• BRIEF:
Across the listing below, count the lines that mention the string "icon". Reply with the figure only.

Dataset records
##########

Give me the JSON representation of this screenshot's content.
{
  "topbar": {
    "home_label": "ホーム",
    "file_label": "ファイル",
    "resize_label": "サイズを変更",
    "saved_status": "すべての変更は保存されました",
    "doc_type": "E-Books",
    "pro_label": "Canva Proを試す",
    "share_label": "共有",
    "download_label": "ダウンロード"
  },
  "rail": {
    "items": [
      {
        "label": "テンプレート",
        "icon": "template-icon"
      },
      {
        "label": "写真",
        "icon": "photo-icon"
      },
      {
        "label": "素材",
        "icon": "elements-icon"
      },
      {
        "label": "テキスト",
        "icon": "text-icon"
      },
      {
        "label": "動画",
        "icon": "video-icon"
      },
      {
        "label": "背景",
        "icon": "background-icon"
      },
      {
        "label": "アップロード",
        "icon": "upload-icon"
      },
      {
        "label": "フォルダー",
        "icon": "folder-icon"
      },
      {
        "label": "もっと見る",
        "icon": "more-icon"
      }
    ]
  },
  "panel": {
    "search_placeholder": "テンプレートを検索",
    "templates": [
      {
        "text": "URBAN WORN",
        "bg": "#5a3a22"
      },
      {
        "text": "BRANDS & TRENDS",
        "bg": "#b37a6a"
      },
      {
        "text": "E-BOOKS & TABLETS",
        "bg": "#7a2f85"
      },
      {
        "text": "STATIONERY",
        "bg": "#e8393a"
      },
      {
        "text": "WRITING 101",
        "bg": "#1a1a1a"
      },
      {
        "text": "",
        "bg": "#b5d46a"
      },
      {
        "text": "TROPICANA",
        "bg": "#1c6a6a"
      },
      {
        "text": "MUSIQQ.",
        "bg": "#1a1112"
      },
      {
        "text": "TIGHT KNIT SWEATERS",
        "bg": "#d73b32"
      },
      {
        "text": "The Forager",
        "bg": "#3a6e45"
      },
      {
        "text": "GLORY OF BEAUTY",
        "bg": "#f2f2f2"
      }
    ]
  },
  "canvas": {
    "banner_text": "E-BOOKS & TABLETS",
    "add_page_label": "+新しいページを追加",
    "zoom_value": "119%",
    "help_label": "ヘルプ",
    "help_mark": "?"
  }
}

##########

• SOLUTION TO THIS PROBLEM:
9